## What the exercise asks
Exactly repeat the material, dropping only the pictures.

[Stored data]
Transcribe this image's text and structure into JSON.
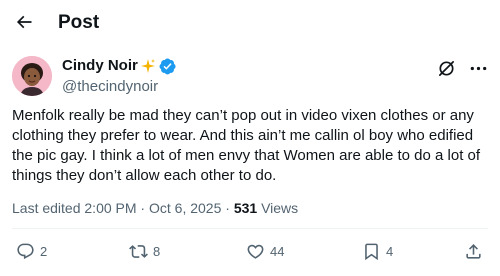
{
  "header": {
    "title": "Post",
    "back_icon": "arrow-left-icon"
  },
  "author": {
    "display_name": "Cindy Noir",
    "handle": "@thecindynoir",
    "badge_emoji": "sparkles",
    "verified_icon": "verified-badge-icon",
    "verified_color": "#1d9bf0"
  },
  "post": {
    "text": "Menfolk really be mad they can’t pop out in video vixen clothes or any clothing they prefer to wear. And this ain’t me callin ol boy who edified the pic gay. I think a lot of men envy that Women are able to do a lot of things they don’t allow each other to do."
  },
  "meta": {
    "last_edited_label": "Last edited",
    "time": "2:00 PM",
    "separator": "·",
    "date": "Oct 6, 2025",
    "views_count": "531",
    "views_label": "Views"
  },
  "actions": {
    "replies": "2",
    "reposts": "8",
    "likes": "44",
    "bookmarks": "4"
  },
  "colors": {
    "text": "#0f1419",
    "secondary": "#536471",
    "accent": "#1d9bf0",
    "divider": "#eff3f4"
  }
}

## Result of the exercise
Transcribe this image's text and structure into JSON.
{
  "header": {
    "title": "Post",
    "back_icon": "arrow-left-icon"
  },
  "author": {
    "display_name": "Cindy Noir",
    "handle": "@thecindynoir",
    "badge_emoji": "sparkles",
    "verified_icon": "verified-badge-icon",
    "verified_color": "#1d9bf0"
  },
  "post": {
    "text": "Menfolk really be mad they can’t pop out in video vixen clothes or any clothing they prefer to wear. And this ain’t me callin ol boy who edified the pic gay. I think a lot of men envy that Women are able to do a lot of things they don’t allow each other to do."
  },
  "meta": {
    "last_edited_label": "Last edited",
    "time": "2:00 PM",
    "separator": "·",
    "date": "Oct 6, 2025",
    "views_count": "531",
    "views_label": "Views"
  },
  "actions": {
    "replies": "2",
    "reposts": "8",
    "likes": "44",
    "bookmarks": "4"
  },
  "colors": {
    "text": "#0f1419",
    "secondary": "#536471",
    "accent": "#1d9bf0",
    "divider": "#eff3f4"
  }
}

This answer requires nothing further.